--- BEGIN Raw records ---

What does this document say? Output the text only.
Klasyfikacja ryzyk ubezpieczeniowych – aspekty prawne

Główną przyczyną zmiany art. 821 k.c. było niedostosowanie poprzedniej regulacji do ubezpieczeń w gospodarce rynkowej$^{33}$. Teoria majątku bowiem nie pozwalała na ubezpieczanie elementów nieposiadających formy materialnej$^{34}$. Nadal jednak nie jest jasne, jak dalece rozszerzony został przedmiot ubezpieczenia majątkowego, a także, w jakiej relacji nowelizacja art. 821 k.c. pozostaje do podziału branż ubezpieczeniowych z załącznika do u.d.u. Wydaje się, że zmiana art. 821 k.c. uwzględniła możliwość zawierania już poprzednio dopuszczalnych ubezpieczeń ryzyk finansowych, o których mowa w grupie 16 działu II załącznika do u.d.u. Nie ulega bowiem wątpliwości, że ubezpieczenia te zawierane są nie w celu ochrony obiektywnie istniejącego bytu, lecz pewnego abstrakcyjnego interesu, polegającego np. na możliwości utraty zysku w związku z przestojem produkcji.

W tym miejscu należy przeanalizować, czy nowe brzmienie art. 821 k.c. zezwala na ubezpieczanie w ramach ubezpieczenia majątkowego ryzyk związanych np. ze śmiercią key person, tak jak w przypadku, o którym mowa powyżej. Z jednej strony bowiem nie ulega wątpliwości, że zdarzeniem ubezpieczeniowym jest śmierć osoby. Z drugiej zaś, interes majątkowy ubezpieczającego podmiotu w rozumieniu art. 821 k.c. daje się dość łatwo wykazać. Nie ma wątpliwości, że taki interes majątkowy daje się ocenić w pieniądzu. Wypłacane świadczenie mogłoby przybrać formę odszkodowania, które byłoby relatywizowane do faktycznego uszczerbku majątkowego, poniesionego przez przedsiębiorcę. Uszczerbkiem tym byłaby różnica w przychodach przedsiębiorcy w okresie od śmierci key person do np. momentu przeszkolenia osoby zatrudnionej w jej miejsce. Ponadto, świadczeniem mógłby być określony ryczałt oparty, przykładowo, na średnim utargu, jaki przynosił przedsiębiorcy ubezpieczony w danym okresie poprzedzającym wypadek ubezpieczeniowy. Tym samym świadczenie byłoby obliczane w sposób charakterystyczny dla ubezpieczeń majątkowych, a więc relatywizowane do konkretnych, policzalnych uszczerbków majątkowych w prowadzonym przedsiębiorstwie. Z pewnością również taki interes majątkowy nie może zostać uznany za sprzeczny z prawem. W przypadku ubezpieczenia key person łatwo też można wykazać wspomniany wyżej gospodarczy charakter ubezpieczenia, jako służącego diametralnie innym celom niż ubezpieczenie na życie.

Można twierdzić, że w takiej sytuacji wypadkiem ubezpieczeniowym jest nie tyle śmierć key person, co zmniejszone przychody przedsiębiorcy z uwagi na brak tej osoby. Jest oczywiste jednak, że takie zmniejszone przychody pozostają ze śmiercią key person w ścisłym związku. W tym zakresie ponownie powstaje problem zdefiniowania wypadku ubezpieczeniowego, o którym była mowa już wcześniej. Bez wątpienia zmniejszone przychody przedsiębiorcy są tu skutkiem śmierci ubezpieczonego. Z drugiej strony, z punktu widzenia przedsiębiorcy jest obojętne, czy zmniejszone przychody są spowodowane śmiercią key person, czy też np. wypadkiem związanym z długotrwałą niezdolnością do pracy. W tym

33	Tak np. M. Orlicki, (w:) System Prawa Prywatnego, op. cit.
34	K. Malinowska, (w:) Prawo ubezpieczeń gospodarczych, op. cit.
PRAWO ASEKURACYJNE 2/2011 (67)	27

--- END Raw records ---

Reproduce every record above exactly as it appears.

Exercise response.
What does this document say? Output the text only.
Klasyfikacja ryzyk ubezpieczeniowych – aspekty prawne

Główną przyczyną zmiany art. 821 k.c. było niedostosowanie poprzedniej regulacji do ubezpieczeń w gospodarce rynkowej$^{33}$. Teoria majątku bowiem nie pozwalała na ubezpieczanie elementów nieposiadających formy materialnej$^{34}$. Nadal jednak nie jest jasne, jak dalece rozszerzony został przedmiot ubezpieczenia majątkowego, a także, w jakiej relacji nowelizacja art. 821 k.c. pozostaje do podziału branż ubezpieczeniowych z załącznika do u.d.u. Wydaje się, że zmiana art. 821 k.c. uwzględniła możliwość zawierania już poprzednio dopuszczalnych ubezpieczeń ryzyk finansowych, o których mowa w grupie 16 działu II załącznika do u.d.u. Nie ulega bowiem wątpliwości, że ubezpieczenia te zawierane są nie w celu ochrony obiektywnie istniejącego bytu, lecz pewnego abstrakcyjnego interesu, polegającego np. na możliwości utraty zysku w związku z przestojem produkcji.

W tym miejscu należy przeanalizować, czy nowe brzmienie art. 821 k.c. zezwala na ubezpieczanie w ramach ubezpieczenia majątkowego ryzyk związanych np. ze śmiercią key person, tak jak w przypadku, o którym mowa powyżej. Z jednej strony bowiem nie ulega wątpliwości, że zdarzeniem ubezpieczeniowym jest śmierć osoby. Z drugiej zaś, interes majątkowy ubezpieczającego podmiotu w rozumieniu art. 821 k.c. daje się dość łatwo wykazać. Nie ma wątpliwości, że taki interes majątkowy daje się ocenić w pieniądzu. Wypłacane świadczenie mogłoby przybrać formę odszkodowania, które byłoby relatywizowane do faktycznego uszczerbku majątkowego, poniesionego przez przedsiębiorcę. Uszczerbkiem tym byłaby różnica w przychodach przedsiębiorcy w okresie od śmierci key person do np. momentu przeszkolenia osoby zatrudnionej w jej miejsce. Ponadto, świadczeniem mógłby być określony ryczałt oparty, przykładowo, na średnim utargu, jaki przynosił przedsiębiorcy ubezpieczony w danym okresie poprzedzającym wypadek ubezpieczeniowy. Tym samym świadczenie byłoby obliczane w sposób charakterystyczny dla ubezpieczeń majątkowych, a więc relatywizowane do konkretnych, policzalnych uszczerbków majątkowych w prowadzonym przedsiębiorstwie. Z pewnością również taki interes majątkowy nie może zostać uznany za sprzeczny z prawem. W przypadku ubezpieczenia key person łatwo też można wykazać wspomniany wyżej gospodarczy charakter ubezpieczenia, jako służącego diametralnie innym celom niż ubezpieczenie na życie.

Można twierdzić, że w takiej sytuacji wypadkiem ubezpieczeniowym jest nie tyle śmierć key person, co zmniejszone przychody przedsiębiorcy z uwagi na brak tej osoby. Jest oczywiste jednak, że takie zmniejszone przychody pozostają ze śmiercią key person w ścisłym związku. W tym zakresie ponownie powstaje problem zdefiniowania wypadku ubezpieczeniowego, o którym była mowa już wcześniej. Bez wątpienia zmniejszone przychody przedsiębiorcy są tu skutkiem śmierci ubezpieczonego. Z drugiej strony, z punktu widzenia przedsiębiorcy jest obojętne, czy zmniejszone przychody są spowodowane śmiercią key person, czy też np. wypadkiem związanym z długotrwałą niezdolnością do pracy. W tym

33	Tak np. M. Orlicki, (w:) System Prawa Prywatnego, op. cit.
34	K. Malinowska, (w:) Prawo ubezpieczeń gospodarczych, op. cit.
PRAWO ASEKURACYJNE 2/2011 (67)	27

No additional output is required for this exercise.